* Exercise requirements
Please write out the material below exactly as given.

>> Start Dataset records

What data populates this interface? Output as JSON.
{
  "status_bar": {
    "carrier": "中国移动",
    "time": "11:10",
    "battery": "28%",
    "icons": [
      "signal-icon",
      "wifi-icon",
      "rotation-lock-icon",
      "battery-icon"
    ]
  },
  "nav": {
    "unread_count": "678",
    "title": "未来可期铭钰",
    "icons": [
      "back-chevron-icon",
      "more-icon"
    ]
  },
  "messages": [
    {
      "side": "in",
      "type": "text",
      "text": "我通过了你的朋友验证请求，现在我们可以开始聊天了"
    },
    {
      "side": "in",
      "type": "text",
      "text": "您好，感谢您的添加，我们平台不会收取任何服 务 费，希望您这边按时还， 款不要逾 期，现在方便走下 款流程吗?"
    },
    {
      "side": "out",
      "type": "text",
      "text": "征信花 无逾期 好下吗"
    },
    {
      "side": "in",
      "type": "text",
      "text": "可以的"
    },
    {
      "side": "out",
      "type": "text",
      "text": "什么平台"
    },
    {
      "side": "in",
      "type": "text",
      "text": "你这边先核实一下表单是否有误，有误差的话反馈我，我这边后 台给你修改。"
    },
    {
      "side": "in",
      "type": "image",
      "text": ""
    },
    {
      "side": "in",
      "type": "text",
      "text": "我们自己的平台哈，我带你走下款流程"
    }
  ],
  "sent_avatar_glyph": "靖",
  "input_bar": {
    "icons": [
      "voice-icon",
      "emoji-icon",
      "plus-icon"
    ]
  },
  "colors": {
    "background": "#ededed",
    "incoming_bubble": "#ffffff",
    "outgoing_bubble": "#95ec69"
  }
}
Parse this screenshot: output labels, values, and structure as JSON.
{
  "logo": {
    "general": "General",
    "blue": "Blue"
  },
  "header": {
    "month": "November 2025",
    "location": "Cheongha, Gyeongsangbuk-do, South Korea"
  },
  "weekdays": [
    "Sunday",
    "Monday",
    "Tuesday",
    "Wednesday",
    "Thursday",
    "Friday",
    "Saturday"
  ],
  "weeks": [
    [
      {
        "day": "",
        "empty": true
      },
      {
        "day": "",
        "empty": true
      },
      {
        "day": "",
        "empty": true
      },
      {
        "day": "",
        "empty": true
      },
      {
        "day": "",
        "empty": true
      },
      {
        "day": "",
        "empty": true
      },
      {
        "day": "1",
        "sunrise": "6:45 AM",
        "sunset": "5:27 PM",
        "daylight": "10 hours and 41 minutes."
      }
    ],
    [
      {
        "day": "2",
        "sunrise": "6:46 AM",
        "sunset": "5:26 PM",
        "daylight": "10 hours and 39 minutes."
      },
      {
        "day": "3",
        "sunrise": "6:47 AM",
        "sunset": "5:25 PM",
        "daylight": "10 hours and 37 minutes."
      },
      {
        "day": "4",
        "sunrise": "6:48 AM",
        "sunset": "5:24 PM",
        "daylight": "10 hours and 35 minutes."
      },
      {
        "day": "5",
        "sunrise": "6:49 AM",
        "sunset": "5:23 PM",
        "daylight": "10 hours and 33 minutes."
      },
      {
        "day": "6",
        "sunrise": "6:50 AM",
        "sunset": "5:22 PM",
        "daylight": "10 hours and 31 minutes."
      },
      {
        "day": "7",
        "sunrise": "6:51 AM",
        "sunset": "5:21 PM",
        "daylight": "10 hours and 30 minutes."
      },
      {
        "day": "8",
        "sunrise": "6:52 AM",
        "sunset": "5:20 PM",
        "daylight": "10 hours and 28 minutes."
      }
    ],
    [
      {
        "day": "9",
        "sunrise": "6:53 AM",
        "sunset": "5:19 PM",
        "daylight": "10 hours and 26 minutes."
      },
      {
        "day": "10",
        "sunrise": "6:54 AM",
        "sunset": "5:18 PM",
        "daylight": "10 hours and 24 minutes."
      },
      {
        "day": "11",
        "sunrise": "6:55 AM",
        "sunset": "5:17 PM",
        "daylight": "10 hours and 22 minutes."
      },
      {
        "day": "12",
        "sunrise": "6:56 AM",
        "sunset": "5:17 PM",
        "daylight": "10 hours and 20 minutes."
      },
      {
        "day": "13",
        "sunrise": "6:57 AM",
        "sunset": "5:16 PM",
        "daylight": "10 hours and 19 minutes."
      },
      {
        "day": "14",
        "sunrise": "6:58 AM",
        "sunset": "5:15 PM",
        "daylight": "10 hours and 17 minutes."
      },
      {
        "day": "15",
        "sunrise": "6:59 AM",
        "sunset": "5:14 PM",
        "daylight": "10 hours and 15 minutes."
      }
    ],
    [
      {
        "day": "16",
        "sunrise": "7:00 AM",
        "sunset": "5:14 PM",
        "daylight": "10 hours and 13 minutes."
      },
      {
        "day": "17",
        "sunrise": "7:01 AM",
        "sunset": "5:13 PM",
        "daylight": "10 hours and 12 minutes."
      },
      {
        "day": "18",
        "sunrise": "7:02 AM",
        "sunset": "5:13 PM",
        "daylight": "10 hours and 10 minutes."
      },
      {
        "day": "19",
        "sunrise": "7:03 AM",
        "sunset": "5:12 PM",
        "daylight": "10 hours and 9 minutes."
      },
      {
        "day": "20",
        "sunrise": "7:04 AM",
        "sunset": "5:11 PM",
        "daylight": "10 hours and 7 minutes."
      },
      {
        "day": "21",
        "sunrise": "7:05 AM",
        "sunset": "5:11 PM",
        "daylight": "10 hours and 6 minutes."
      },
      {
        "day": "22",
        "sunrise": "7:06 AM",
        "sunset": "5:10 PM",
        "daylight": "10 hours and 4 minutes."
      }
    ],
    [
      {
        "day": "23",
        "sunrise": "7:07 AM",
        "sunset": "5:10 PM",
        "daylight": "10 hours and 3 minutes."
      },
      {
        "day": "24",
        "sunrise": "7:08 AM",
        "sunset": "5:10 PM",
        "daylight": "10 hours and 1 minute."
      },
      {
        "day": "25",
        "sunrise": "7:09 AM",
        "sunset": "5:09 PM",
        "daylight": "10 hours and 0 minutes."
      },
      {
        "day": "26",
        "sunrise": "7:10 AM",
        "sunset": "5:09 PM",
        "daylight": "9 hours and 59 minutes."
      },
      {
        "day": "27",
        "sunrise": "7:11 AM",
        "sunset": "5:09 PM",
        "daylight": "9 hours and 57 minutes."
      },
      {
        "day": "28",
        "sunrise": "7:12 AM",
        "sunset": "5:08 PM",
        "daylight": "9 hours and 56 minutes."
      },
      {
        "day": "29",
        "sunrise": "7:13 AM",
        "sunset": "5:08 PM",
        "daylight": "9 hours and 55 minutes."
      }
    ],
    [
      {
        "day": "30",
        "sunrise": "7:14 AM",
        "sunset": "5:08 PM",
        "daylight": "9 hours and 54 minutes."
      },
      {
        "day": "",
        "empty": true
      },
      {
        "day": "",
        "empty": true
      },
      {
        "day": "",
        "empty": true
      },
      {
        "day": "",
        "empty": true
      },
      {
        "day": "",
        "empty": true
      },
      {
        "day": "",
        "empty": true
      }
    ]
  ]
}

>> End Dataset records

* Final answer
What data populates this interface? Output as JSON.
{
  "status_bar": {
    "carrier": "中国移动",
    "time": "11:10",
    "battery": "28%",
    "icons": [
      "signal-icon",
      "wifi-icon",
      "rotation-lock-icon",
      "battery-icon"
    ]
  },
  "nav": {
    "unread_count": "678",
    "title": "未来可期铭钰",
    "icons": [
      "back-chevron-icon",
      "more-icon"
    ]
  },
  "messages": [
    {
      "side": "in",
      "type": "text",
      "text": "我通过了你的朋友验证请求，现在我们可以开始聊天了"
    },
    {
      "side": "in",
      "type": "text",
      "text": "您好，感谢您的添加，我们平台不会收取任何服 务 费，希望您这边按时还， 款不要逾 期，现在方便走下 款流程吗?"
    },
    {
      "side": "out",
      "type": "text",
      "text": "征信花 无逾期 好下吗"
    },
    {
      "side": "in",
      "type": "text",
      "text": "可以的"
    },
    {
      "side": "out",
      "type": "text",
      "text": "什么平台"
    },
    {
      "side": "in",
      "type": "text",
      "text": "你这边先核实一下表单是否有误，有误差的话反馈我，我这边后 台给你修改。"
    },
    {
      "side": "in",
      "type": "image",
      "text": ""
    },
    {
      "side": "in",
      "type": "text",
      "text": "我们自己的平台哈，我带你走下款流程"
    }
  ],
  "sent_avatar_glyph": "靖",
  "input_bar": {
    "icons": [
      "voice-icon",
      "emoji-icon",
      "plus-icon"
    ]
  },
  "colors": {
    "background": "#ededed",
    "incoming_bubble": "#ffffff",
    "outgoing_bubble": "#95ec69"
  }
}
Parse this screenshot: output labels, values, and structure as JSON.
{
  "logo": {
    "general": "General",
    "blue": "Blue"
  },
  "header": {
    "month": "November 2025",
    "location": "Cheongha, Gyeongsangbuk-do, South Korea"
  },
  "weekdays": [
    "Sunday",
    "Monday",
    "Tuesday",
    "Wednesday",
    "Thursday",
    "Friday",
    "Saturday"
  ],
  "weeks": [
    [
      {
        "day": "",
        "empty": true
      },
      {
        "day": "",
        "empty": true
      },
      {
        "day": "",
        "empty": true
      },
      {
        "day": "",
        "empty": true
      },
      {
        "day": "",
        "empty": true
      },
      {
        "day": "",
        "empty": true
      },
      {
        "day": "1",
        "sunrise": "6:45 AM",
        "sunset": "5:27 PM",
        "daylight": "10 hours and 41 minutes."
      }
    ],
    [
      {
        "day": "2",
        "sunrise": "6:46 AM",
        "sunset": "5:26 PM",
        "daylight": "10 hours and 39 minutes."
      },
      {
        "day": "3",
        "sunrise": "6:47 AM",
        "sunset": "5:25 PM",
        "daylight": "10 hours and 37 minutes."
      },
      {
        "day": "4",
        "sunrise": "6:48 AM",
        "sunset": "5:24 PM",
        "daylight": "10 hours and 35 minutes."
      },
      {
        "day": "5",
        "sunrise": "6:49 AM",
        "sunset": "5:23 PM",
        "daylight": "10 hours and 33 minutes."
      },
      {
        "day": "6",
        "sunrise": "6:50 AM",
        "sunset": "5:22 PM",
        "daylight": "10 hours and 31 minutes."
      },
      {
        "day": "7",
        "sunrise": "6:51 AM",
        "sunset": "5:21 PM",
        "daylight": "10 hours and 30 minutes."
      },
      {
        "day": "8",
        "sunrise": "6:52 AM",
        "sunset": "5:20 PM",
        "daylight": "10 hours and 28 minutes."
      }
    ],
    [
      {
        "day": "9",
        "sunrise": "6:53 AM",
        "sunset": "5:19 PM",
        "daylight": "10 hours and 26 minutes."
      },
      {
        "day": "10",
        "sunrise": "6:54 AM",
        "sunset": "5:18 PM",
        "daylight": "10 hours and 24 minutes."
      },
      {
        "day": "11",
        "sunrise": "6:55 AM",
        "sunset": "5:17 PM",
        "daylight": "10 hours and 22 minutes."
      },
      {
        "day": "12",
        "sunrise": "6:56 AM",
        "sunset": "5:17 PM",
        "daylight": "10 hours and 20 minutes."
      },
      {
        "day": "13",
        "sunrise": "6:57 AM",
        "sunset": "5:16 PM",
        "daylight": "10 hours and 19 minutes."
      },
      {
        "day": "14",
        "sunrise": "6:58 AM",
        "sunset": "5:15 PM",
        "daylight": "10 hours and 17 minutes."
      },
      {
        "day": "15",
        "sunrise": "6:59 AM",
        "sunset": "5:14 PM",
        "daylight": "10 hours and 15 minutes."
      }
    ],
    [
      {
        "day": "16",
        "sunrise": "7:00 AM",
        "sunset": "5:14 PM",
        "daylight": "10 hours and 13 minutes."
      },
      {
        "day": "17",
        "sunrise": "7:01 AM",
        "sunset": "5:13 PM",
        "daylight": "10 hours and 12 minutes."
      },
      {
        "day": "18",
        "sunrise": "7:02 AM",
        "sunset": "5:13 PM",
        "daylight": "10 hours and 10 minutes."
      },
      {
        "day": "19",
        "sunrise": "7:03 AM",
        "sunset": "5:12 PM",
        "daylight": "10 hours and 9 minutes."
      },
      {
        "day": "20",
        "sunrise": "7:04 AM",
        "sunset": "5:11 PM",
        "daylight": "10 hours and 7 minutes."
      },
      {
        "day": "21",
        "sunrise": "7:05 AM",
        "sunset": "5:11 PM",
        "daylight": "10 hours and 6 minutes."
      },
      {
        "day": "22",
        "sunrise": "7:06 AM",
        "sunset": "5:10 PM",
        "daylight": "10 hours and 4 minutes."
      }
    ],
    [
      {
        "day": "23",
        "sunrise": "7:07 AM",
        "sunset": "5:10 PM",
        "daylight": "10 hours and 3 minutes."
      },
      {
        "day": "24",
        "sunrise": "7:08 AM",
        "sunset": "5:10 PM",
        "daylight": "10 hours and 1 minute."
      },
      {
        "day": "25",
        "sunrise": "7:09 AM",
        "sunset": "5:09 PM",
        "daylight": "10 hours and 0 minutes."
      },
      {
        "day": "26",
        "sunrise": "7:10 AM",
        "sunset": "5:09 PM",
        "daylight": "9 hours and 59 minutes."
      },
      {
        "day": "27",
        "sunrise": "7:11 AM",
        "sunset": "5:09 PM",
        "daylight": "9 hours and 57 minutes."
      },
      {
        "day": "28",
        "sunrise": "7:12 AM",
        "sunset": "5:08 PM",
        "daylight": "9 hours and 56 minutes."
      },
      {
        "day": "29",
        "sunrise": "7:13 AM",
        "sunset": "5:08 PM",
        "daylight": "9 hours and 55 minutes."
      }
    ],
    [
      {
        "day": "30",
        "sunrise": "7:14 AM",
        "sunset": "5:08 PM",
        "daylight": "9 hours and 54 minutes."
      },
      {
        "day": "",
        "empty": true
      },
      {
        "day": "",
        "empty": true
      },
      {
        "day": "",
        "empty": true
      },
      {
        "day": "",
        "empty": true
      },
      {
        "day": "",
        "empty": true
      },
      {
        "day": "",
        "empty": true
      }
    ]
  ]
}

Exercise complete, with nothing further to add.